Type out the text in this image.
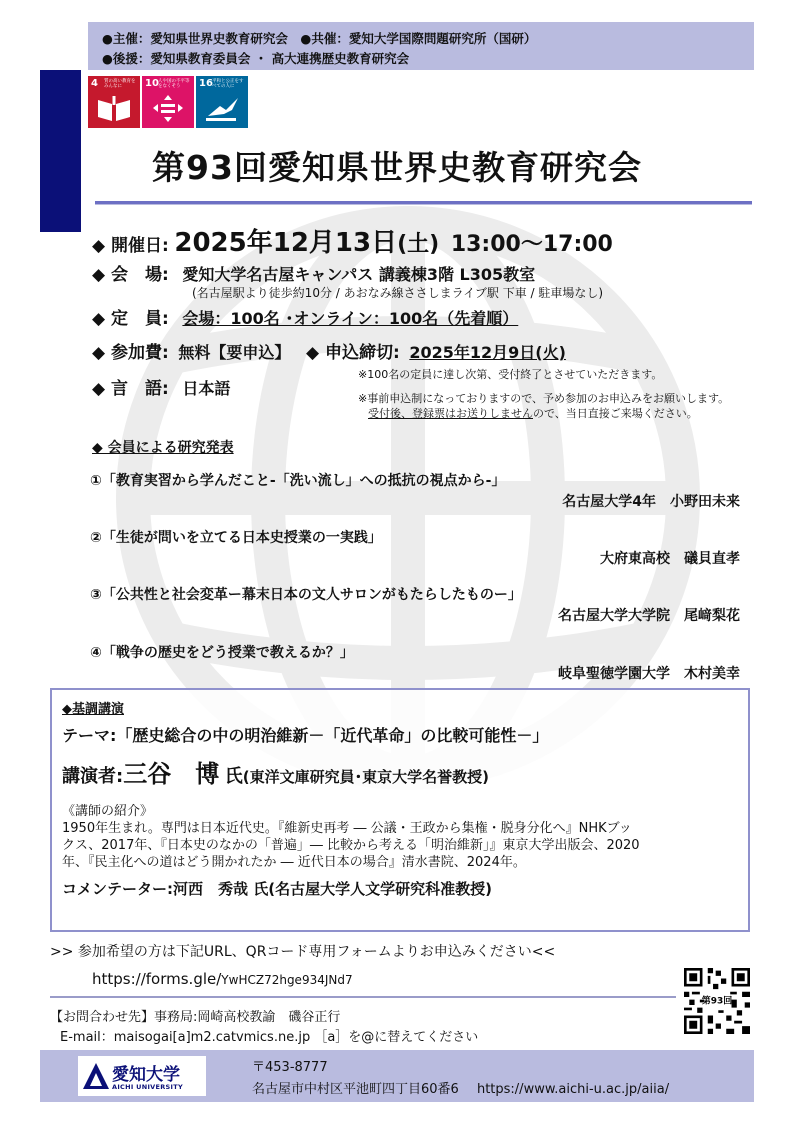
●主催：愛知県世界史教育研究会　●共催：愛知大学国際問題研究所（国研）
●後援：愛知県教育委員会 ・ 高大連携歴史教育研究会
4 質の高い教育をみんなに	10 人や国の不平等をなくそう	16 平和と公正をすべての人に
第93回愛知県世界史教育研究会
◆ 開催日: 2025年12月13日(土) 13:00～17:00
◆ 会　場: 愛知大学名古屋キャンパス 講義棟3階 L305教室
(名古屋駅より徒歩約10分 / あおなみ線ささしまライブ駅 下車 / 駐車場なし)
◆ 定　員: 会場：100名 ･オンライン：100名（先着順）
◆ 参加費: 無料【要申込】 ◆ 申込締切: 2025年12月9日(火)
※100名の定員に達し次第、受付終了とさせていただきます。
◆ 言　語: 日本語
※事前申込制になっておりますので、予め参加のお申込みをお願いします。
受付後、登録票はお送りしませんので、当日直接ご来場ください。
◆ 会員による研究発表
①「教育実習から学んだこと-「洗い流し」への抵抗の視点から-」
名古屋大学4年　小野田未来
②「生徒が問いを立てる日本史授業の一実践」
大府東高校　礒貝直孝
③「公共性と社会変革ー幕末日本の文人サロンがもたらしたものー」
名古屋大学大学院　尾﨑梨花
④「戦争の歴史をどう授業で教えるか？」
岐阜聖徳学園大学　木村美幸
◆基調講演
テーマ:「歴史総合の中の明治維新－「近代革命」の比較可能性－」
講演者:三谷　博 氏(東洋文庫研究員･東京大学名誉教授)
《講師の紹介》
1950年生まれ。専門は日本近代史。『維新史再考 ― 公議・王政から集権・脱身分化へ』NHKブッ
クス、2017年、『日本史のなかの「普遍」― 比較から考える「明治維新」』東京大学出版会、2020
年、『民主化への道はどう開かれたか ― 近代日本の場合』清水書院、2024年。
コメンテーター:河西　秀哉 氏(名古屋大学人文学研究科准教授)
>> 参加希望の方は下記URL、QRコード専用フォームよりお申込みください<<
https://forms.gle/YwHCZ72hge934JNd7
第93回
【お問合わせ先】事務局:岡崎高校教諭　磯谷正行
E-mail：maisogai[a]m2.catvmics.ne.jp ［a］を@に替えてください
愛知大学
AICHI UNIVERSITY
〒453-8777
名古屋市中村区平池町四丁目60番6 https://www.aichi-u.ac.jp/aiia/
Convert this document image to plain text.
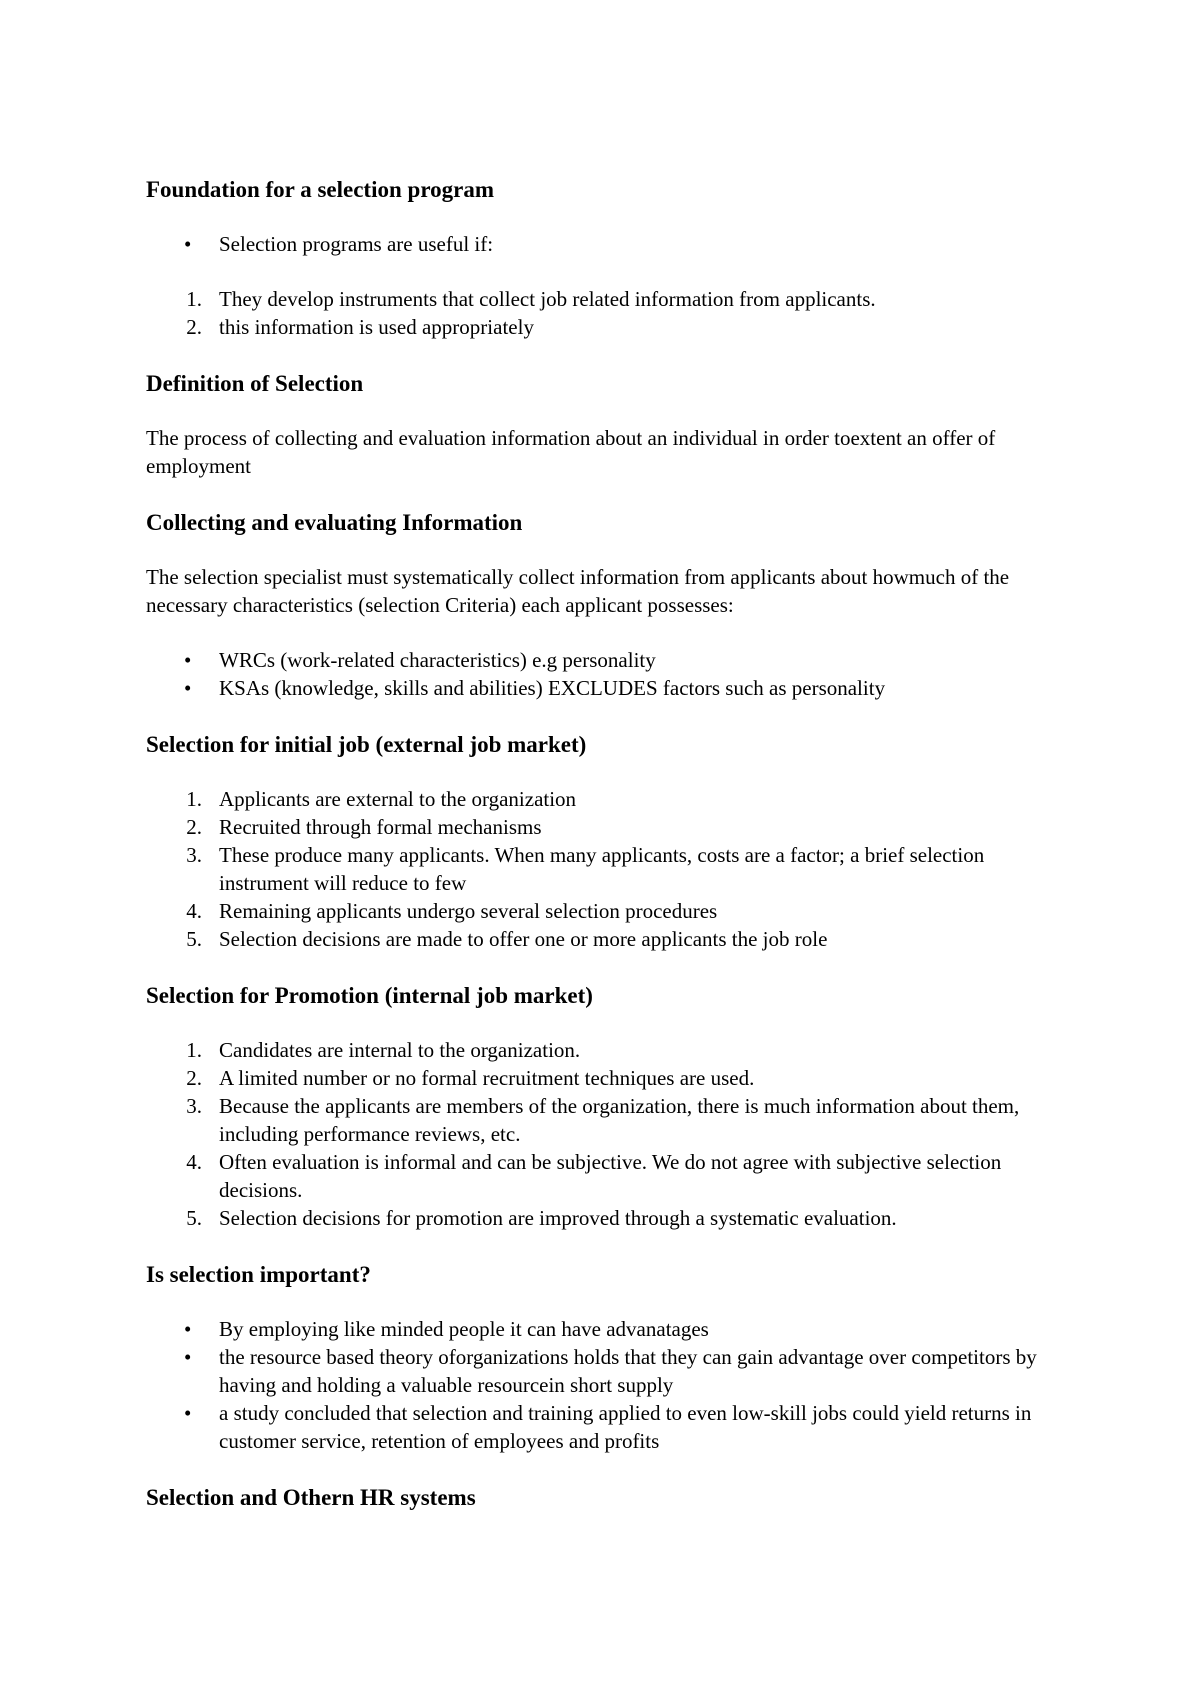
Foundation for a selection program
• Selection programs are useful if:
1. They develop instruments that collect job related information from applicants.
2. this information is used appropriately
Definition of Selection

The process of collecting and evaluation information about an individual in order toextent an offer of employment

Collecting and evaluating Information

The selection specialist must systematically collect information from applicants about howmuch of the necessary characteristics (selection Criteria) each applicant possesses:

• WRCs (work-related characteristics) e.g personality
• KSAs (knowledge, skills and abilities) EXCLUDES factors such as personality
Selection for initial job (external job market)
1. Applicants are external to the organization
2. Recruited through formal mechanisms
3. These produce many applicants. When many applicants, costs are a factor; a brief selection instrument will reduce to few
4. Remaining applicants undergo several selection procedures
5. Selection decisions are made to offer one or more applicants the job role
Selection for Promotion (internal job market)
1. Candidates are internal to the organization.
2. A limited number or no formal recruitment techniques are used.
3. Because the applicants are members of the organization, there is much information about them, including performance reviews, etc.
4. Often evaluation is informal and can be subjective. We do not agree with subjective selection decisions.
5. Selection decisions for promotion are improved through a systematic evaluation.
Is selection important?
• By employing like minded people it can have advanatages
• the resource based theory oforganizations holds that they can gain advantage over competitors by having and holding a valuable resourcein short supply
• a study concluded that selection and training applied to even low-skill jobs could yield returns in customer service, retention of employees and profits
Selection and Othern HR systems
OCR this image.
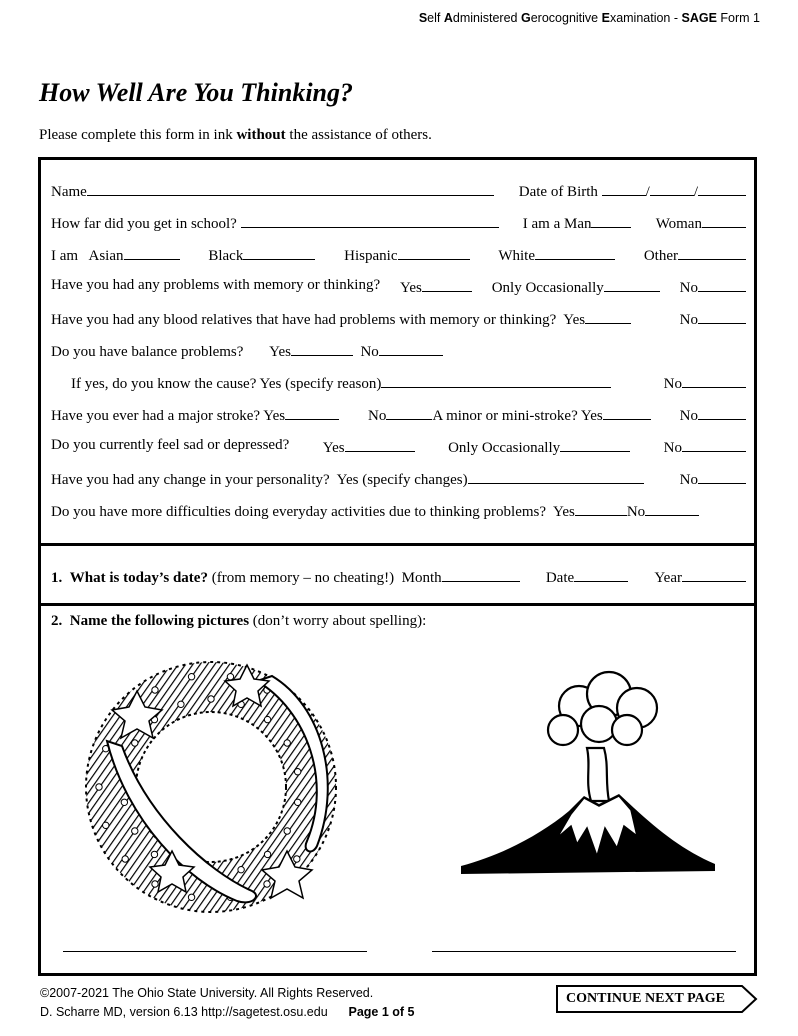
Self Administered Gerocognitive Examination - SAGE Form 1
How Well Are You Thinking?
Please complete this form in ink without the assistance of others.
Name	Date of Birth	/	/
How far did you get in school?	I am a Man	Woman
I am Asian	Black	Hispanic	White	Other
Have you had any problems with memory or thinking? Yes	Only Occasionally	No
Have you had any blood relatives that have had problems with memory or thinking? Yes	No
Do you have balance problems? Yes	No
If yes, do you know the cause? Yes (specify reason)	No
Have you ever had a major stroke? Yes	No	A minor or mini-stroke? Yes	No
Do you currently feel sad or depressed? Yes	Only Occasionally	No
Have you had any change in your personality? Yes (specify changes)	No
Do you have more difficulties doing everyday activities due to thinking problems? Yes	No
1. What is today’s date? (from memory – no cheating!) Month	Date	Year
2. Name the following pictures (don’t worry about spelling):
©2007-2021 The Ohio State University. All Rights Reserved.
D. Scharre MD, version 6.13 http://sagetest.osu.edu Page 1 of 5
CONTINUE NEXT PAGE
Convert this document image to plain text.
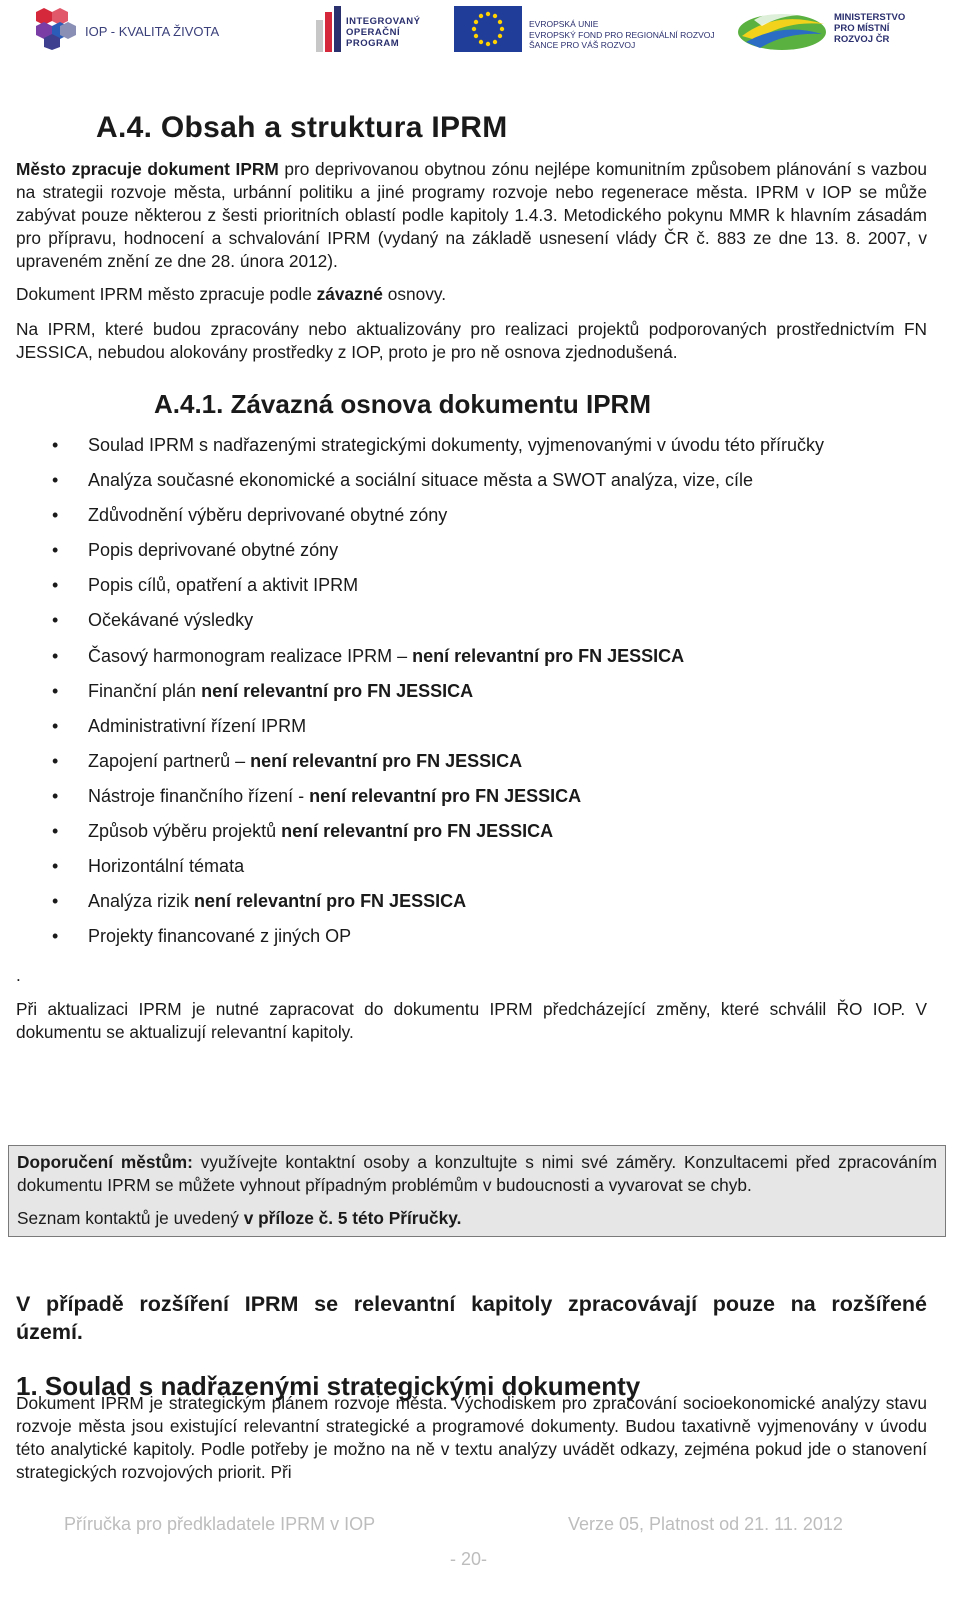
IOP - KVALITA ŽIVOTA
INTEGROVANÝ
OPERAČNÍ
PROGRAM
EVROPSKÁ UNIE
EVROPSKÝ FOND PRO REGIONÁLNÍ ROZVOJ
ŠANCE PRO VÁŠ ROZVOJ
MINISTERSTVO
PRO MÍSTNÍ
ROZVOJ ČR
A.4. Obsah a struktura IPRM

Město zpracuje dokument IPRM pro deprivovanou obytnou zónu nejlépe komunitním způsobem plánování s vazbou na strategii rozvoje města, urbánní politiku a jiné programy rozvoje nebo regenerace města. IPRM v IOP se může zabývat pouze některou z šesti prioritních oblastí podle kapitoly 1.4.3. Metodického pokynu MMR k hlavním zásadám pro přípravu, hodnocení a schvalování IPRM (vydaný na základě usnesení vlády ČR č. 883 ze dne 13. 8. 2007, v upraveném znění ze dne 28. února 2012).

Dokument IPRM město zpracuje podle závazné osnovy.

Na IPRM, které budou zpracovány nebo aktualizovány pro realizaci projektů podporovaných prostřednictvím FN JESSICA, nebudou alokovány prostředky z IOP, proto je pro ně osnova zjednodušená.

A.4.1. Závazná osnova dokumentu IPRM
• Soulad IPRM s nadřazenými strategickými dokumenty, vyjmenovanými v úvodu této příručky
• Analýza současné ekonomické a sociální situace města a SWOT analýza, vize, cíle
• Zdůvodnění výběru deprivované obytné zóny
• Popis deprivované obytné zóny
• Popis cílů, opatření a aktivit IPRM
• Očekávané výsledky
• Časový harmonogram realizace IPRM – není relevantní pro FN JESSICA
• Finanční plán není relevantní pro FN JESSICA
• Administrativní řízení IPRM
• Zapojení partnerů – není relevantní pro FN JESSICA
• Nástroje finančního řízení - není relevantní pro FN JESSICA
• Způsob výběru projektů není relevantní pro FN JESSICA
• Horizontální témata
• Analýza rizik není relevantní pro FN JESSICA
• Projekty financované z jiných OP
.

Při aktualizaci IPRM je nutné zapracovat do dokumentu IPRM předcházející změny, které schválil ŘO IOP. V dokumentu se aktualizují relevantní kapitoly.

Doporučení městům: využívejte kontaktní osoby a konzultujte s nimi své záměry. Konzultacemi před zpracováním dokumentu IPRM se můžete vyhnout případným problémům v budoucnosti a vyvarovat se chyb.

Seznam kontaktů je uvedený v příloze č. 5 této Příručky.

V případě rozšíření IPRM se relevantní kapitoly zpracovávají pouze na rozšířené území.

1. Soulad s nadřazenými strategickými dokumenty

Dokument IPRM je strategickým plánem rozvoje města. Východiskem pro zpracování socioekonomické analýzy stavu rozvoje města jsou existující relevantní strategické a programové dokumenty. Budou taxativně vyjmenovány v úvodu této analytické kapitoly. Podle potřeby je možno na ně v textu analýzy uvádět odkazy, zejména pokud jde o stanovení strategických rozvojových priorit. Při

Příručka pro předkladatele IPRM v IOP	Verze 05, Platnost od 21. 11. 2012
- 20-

---*---

YOUR INSTRUCTIONS:
Give the count of lines in the listing above that include "used", with no other words.

THE OUTPUT:
2